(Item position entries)
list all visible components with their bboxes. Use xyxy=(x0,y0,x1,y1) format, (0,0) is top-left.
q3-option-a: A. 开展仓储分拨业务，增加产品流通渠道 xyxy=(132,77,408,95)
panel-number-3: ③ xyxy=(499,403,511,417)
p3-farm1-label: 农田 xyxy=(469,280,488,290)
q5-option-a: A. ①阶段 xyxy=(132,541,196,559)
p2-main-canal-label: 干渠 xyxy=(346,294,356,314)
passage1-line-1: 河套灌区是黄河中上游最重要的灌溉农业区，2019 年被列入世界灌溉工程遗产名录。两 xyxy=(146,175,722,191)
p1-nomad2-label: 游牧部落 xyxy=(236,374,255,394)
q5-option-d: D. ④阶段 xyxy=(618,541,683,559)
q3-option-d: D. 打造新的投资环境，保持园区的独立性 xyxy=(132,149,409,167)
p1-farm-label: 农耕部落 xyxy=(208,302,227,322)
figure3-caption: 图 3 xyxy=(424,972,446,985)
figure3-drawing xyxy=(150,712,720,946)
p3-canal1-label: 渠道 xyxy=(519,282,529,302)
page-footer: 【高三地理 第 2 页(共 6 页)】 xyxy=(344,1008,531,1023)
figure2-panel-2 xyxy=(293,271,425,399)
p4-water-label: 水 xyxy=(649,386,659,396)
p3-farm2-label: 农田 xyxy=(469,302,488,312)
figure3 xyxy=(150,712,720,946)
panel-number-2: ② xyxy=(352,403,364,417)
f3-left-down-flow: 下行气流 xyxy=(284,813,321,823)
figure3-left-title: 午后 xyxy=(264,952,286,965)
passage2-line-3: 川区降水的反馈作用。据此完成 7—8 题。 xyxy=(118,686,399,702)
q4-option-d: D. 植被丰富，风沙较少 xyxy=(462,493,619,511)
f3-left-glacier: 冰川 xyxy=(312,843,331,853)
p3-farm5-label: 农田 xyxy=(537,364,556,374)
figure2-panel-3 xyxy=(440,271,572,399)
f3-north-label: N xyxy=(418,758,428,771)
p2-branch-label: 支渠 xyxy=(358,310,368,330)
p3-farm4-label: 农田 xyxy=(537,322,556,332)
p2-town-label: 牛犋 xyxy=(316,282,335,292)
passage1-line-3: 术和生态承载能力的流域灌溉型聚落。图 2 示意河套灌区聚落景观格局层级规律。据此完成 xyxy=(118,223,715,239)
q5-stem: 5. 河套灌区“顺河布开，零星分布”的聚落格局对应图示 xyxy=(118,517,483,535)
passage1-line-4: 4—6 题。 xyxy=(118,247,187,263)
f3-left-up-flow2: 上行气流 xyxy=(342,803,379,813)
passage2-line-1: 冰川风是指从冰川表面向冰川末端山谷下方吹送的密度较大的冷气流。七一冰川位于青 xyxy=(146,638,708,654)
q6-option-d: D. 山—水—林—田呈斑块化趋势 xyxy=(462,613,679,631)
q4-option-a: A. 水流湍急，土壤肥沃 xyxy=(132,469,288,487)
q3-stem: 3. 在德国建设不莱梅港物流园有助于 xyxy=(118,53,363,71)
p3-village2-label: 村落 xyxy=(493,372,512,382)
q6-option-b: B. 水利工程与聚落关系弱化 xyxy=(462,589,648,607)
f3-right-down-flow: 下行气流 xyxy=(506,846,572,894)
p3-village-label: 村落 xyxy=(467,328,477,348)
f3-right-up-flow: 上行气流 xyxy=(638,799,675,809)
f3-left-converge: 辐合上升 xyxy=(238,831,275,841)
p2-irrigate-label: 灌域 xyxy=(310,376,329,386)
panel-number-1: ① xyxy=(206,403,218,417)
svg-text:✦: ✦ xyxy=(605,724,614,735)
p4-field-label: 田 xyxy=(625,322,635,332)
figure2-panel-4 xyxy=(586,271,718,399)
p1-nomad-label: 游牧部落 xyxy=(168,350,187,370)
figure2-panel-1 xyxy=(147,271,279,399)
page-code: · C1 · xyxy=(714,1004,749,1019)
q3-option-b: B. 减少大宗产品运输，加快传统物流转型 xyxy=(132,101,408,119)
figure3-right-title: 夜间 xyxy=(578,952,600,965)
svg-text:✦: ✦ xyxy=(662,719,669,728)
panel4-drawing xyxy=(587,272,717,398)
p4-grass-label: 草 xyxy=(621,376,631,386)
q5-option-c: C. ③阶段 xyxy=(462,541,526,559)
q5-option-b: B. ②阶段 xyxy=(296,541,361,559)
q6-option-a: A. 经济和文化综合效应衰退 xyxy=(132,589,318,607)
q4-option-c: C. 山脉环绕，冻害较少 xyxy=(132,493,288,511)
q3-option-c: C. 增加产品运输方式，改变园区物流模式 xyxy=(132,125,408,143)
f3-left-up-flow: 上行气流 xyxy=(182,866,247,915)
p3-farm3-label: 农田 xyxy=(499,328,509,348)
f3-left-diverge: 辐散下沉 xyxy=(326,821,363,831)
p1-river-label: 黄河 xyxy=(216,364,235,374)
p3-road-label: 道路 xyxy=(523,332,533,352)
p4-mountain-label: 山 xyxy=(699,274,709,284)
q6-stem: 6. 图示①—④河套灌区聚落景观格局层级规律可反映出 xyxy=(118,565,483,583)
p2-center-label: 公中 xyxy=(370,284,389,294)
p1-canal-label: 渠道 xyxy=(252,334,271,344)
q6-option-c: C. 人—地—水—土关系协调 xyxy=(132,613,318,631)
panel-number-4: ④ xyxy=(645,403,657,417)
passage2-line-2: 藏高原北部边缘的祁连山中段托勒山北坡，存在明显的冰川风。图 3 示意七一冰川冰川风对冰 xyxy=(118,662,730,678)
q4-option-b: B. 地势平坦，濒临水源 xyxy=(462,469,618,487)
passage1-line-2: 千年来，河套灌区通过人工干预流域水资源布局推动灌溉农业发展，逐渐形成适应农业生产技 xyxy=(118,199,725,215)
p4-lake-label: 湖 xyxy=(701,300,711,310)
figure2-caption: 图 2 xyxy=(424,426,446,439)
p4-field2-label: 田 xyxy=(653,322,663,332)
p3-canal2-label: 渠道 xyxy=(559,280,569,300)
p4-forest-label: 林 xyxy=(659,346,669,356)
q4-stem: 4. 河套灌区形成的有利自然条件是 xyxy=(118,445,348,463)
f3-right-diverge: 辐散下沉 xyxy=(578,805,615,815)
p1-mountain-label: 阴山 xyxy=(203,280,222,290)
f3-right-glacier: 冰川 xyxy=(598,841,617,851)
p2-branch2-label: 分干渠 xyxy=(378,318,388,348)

SHORT TASK:
Reproduce every one of the records above, line by line, without changing a single character.

FULL ANSWER:
list all visible components with their bboxes. Use xyxy=(x0,y0,x1,y1) format, (0,0) is top-left.
q3-option-a: A. 开展仓储分拨业务，增加产品流通渠道 xyxy=(132,77,408,95)
panel-number-3: ③ xyxy=(499,403,511,417)
p3-farm1-label: 农田 xyxy=(469,280,488,290)
q5-option-a: A. ①阶段 xyxy=(132,541,196,559)
p2-main-canal-label: 干渠 xyxy=(346,294,356,314)
passage1-line-1: 河套灌区是黄河中上游最重要的灌溉农业区，2019 年被列入世界灌溉工程遗产名录。两 xyxy=(146,175,722,191)
p1-nomad2-label: 游牧部落 xyxy=(236,374,255,394)
q5-option-d: D. ④阶段 xyxy=(618,541,683,559)
q3-option-d: D. 打造新的投资环境，保持园区的独立性 xyxy=(132,149,409,167)
p1-farm-label: 农耕部落 xyxy=(208,302,227,322)
figure3-caption: 图 3 xyxy=(424,972,446,985)
figure3-drawing xyxy=(150,712,720,946)
p3-canal1-label: 渠道 xyxy=(519,282,529,302)
page-footer: 【高三地理 第 2 页(共 6 页)】 xyxy=(344,1008,531,1023)
figure2-panel-2 xyxy=(293,271,425,399)
p4-water-label: 水 xyxy=(649,386,659,396)
p3-farm2-label: 农田 xyxy=(469,302,488,312)
figure3 xyxy=(150,712,720,946)
panel-number-2: ② xyxy=(352,403,364,417)
f3-left-down-flow: 下行气流 xyxy=(284,813,321,823)
figure3-left-title: 午后 xyxy=(264,952,286,965)
passage2-line-3: 川区降水的反馈作用。据此完成 7—8 题。 xyxy=(118,686,399,702)
q4-option-d: D. 植被丰富，风沙较少 xyxy=(462,493,619,511)
f3-left-glacier: 冰川 xyxy=(312,843,331,853)
p3-farm5-label: 农田 xyxy=(537,364,556,374)
figure2-panel-3 xyxy=(440,271,572,399)
f3-north-label: N xyxy=(418,758,428,771)
p2-branch-label: 支渠 xyxy=(358,310,368,330)
p3-farm4-label: 农田 xyxy=(537,322,556,332)
p2-town-label: 牛犋 xyxy=(316,282,335,292)
passage1-line-3: 术和生态承载能力的流域灌溉型聚落。图 2 示意河套灌区聚落景观格局层级规律。据此完成 xyxy=(118,223,715,239)
q5-stem: 5. 河套灌区“顺河布开，零星分布”的聚落格局对应图示 xyxy=(118,517,483,535)
passage1-line-4: 4—6 题。 xyxy=(118,247,187,263)
f3-left-up-flow2: 上行气流 xyxy=(342,803,379,813)
passage2-line-1: 冰川风是指从冰川表面向冰川末端山谷下方吹送的密度较大的冷气流。七一冰川位于青 xyxy=(146,638,708,654)
q6-option-d: D. 山—水—林—田呈斑块化趋势 xyxy=(462,613,679,631)
q4-option-a: A. 水流湍急，土壤肥沃 xyxy=(132,469,288,487)
q3-stem: 3. 在德国建设不莱梅港物流园有助于 xyxy=(118,53,363,71)
p3-village2-label: 村落 xyxy=(493,372,512,382)
q6-option-b: B. 水利工程与聚落关系弱化 xyxy=(462,589,648,607)
f3-right-down-flow: 下行气流 xyxy=(506,846,572,894)
p3-village-label: 村落 xyxy=(467,328,477,348)
f3-right-up-flow: 上行气流 xyxy=(638,799,675,809)
f3-left-converge: 辐合上升 xyxy=(238,831,275,841)
p2-irrigate-label: 灌域 xyxy=(310,376,329,386)
panel-number-1: ① xyxy=(206,403,218,417)
svg-text:✦: ✦ xyxy=(605,724,614,735)
p4-field-label: 田 xyxy=(625,322,635,332)
figure2-panel-4 xyxy=(586,271,718,399)
p1-nomad-label: 游牧部落 xyxy=(168,350,187,370)
figure2-panel-1 xyxy=(147,271,279,399)
page-code: · C1 · xyxy=(714,1004,749,1019)
q3-option-b: B. 减少大宗产品运输，加快传统物流转型 xyxy=(132,101,408,119)
figure3-right-title: 夜间 xyxy=(578,952,600,965)
svg-text:✦: ✦ xyxy=(662,719,669,728)
panel4-drawing xyxy=(587,272,717,398)
p4-grass-label: 草 xyxy=(621,376,631,386)
q5-option-c: C. ③阶段 xyxy=(462,541,526,559)
q5-option-b: B. ②阶段 xyxy=(296,541,361,559)
q6-option-a: A. 经济和文化综合效应衰退 xyxy=(132,589,318,607)
q4-option-c: C. 山脉环绕，冻害较少 xyxy=(132,493,288,511)
q3-option-c: C. 增加产品运输方式，改变园区物流模式 xyxy=(132,125,408,143)
f3-left-up-flow: 上行气流 xyxy=(182,866,247,915)
p3-farm3-label: 农田 xyxy=(499,328,509,348)
f3-left-diverge: 辐散下沉 xyxy=(326,821,363,831)
p1-river-label: 黄河 xyxy=(216,364,235,374)
p3-road-label: 道路 xyxy=(523,332,533,352)
p4-mountain-label: 山 xyxy=(699,274,709,284)
q6-stem: 6. 图示①—④河套灌区聚落景观格局层级规律可反映出 xyxy=(118,565,483,583)
p2-center-label: 公中 xyxy=(370,284,389,294)
p1-canal-label: 渠道 xyxy=(252,334,271,344)
q6-option-c: C. 人—地—水—土关系协调 xyxy=(132,613,318,631)
panel-number-4: ④ xyxy=(645,403,657,417)
passage2-line-2: 藏高原北部边缘的祁连山中段托勒山北坡，存在明显的冰川风。图 3 示意七一冰川冰川风对冰 xyxy=(118,662,730,678)
q4-option-b: B. 地势平坦，濒临水源 xyxy=(462,469,618,487)
passage1-line-2: 千年来，河套灌区通过人工干预流域水资源布局推动灌溉农业发展，逐渐形成适应农业生产技 xyxy=(118,199,725,215)
p4-lake-label: 湖 xyxy=(701,300,711,310)
figure2-caption: 图 2 xyxy=(424,426,446,439)
p4-field2-label: 田 xyxy=(653,322,663,332)
p3-canal2-label: 渠道 xyxy=(559,280,569,300)
p4-forest-label: 林 xyxy=(659,346,669,356)
q4-stem: 4. 河套灌区形成的有利自然条件是 xyxy=(118,445,348,463)
f3-right-diverge: 辐散下沉 xyxy=(578,805,615,815)
p1-mountain-label: 阴山 xyxy=(203,280,222,290)
f3-right-glacier: 冰川 xyxy=(598,841,617,851)
p2-branch2-label: 分干渠 xyxy=(378,318,388,348)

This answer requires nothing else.